** begin **
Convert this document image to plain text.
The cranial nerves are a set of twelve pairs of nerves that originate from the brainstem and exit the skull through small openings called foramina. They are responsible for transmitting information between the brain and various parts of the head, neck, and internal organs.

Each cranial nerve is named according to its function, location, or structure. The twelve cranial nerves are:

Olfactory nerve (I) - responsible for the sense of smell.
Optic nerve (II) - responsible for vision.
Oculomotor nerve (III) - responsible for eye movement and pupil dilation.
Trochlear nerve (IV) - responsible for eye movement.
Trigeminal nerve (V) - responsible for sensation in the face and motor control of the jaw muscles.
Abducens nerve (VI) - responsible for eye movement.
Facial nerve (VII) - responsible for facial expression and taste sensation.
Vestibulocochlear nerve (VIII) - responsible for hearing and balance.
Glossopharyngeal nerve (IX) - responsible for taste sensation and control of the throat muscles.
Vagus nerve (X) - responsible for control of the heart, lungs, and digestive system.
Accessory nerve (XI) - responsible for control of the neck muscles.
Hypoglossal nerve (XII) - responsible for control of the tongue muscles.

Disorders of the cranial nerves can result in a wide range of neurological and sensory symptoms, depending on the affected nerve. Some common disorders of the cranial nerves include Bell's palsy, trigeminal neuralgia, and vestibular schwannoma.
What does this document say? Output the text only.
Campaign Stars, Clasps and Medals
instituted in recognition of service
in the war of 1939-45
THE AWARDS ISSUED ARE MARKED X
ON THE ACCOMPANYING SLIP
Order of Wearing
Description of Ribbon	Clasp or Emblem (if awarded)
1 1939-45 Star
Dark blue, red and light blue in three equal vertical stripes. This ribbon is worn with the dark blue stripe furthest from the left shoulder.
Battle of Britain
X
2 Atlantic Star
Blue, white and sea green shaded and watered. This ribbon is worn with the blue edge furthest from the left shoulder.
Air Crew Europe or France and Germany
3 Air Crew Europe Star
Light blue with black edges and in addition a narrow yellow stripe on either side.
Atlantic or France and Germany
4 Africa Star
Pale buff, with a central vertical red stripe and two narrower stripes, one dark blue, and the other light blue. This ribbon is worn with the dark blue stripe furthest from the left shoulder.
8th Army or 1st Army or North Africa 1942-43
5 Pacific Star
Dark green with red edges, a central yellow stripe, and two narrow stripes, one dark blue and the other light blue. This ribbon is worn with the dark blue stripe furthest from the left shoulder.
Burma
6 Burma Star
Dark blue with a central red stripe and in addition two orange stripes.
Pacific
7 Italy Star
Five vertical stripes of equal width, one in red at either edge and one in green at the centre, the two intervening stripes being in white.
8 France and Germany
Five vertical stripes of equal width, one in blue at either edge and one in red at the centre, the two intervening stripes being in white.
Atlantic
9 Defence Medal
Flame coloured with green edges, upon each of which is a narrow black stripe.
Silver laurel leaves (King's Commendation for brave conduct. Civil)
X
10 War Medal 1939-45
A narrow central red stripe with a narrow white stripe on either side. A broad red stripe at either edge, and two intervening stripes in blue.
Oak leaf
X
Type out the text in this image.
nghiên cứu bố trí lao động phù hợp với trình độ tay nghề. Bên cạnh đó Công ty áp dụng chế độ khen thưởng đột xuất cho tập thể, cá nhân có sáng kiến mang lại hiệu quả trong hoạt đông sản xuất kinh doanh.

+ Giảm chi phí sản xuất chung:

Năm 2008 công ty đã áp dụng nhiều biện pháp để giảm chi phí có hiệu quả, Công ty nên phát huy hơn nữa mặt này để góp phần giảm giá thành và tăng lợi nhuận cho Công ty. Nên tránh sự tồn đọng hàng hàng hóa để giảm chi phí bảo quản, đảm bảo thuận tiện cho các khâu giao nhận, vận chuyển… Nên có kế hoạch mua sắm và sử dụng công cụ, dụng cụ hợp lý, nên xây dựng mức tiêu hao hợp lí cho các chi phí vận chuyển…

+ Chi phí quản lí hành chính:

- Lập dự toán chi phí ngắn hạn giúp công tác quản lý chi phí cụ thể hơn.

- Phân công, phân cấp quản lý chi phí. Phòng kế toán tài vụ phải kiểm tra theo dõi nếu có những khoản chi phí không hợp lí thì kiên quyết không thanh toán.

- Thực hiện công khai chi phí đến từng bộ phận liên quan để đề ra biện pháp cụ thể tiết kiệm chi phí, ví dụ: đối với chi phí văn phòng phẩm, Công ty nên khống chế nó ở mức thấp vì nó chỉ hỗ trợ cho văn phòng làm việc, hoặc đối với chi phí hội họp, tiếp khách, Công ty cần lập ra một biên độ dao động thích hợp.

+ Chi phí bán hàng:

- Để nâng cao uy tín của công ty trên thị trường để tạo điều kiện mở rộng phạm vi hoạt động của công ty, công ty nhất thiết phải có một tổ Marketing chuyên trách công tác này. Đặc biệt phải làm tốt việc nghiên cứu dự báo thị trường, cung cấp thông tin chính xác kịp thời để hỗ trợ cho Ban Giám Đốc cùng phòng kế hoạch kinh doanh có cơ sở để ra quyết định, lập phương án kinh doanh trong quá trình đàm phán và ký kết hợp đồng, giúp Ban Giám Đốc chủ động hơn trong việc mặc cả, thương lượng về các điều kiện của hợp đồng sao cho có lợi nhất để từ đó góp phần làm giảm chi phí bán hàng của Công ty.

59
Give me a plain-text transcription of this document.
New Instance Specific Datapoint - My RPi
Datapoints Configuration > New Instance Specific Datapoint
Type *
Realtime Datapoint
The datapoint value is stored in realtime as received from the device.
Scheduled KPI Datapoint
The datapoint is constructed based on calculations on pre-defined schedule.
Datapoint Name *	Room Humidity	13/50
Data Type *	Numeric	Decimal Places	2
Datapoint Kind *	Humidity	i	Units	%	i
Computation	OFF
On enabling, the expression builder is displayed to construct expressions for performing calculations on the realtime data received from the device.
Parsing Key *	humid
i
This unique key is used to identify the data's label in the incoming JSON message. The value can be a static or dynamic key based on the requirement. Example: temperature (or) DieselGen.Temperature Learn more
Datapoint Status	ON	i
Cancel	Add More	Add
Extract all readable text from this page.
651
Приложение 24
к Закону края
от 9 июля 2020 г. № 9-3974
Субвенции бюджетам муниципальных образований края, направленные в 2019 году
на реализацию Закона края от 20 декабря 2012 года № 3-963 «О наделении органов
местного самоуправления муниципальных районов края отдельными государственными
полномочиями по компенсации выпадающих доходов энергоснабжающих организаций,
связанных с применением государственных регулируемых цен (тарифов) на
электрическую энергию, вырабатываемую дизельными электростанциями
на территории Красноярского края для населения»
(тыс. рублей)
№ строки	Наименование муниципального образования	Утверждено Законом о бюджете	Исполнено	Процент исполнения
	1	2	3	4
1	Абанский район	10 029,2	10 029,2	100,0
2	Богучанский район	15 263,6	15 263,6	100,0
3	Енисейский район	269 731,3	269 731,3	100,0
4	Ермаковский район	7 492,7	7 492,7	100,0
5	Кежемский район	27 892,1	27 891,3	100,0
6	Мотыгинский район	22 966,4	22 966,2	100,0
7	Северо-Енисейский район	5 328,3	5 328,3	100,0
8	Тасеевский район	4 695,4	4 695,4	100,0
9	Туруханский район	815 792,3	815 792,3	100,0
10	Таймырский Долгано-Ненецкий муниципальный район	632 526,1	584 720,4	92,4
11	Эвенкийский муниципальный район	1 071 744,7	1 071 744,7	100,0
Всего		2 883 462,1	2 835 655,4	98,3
** end **
▶ [YOUR TASK] Where a line above contains the string "giúp", copy that line.

▶ [EXERCISE RESPONSE]
- Lập dự toán chi phí ngắn hạn giúp công tác quản lý chi phí cụ thể hơn.
- Để nâng cao uy tín của công ty trên thị trường để tạo điều kiện mở rộng phạm vi hoạt động của công ty, công ty nhất thiết phải có một tổ Marketing chuyên trách công tác này. Đặc biệt phải làm tốt việc nghiên cứu dự báo thị trường, cung cấp thông tin chính xác kịp thời để hỗ trợ cho Ban Giám Đốc cùng phòng kế hoạch kinh doanh có cơ sở để ra quyết định, lập phương án kinh doanh trong quá trình đàm phán và ký kết hợp đồng, giúp Ban Giám Đốc chủ động hơn trong việc mặc cả, thương lượng về các điều kiện của hợp đồng sao cho có lợi nhất để từ đó góp phần làm giảm chi phí bán hàng của Công ty.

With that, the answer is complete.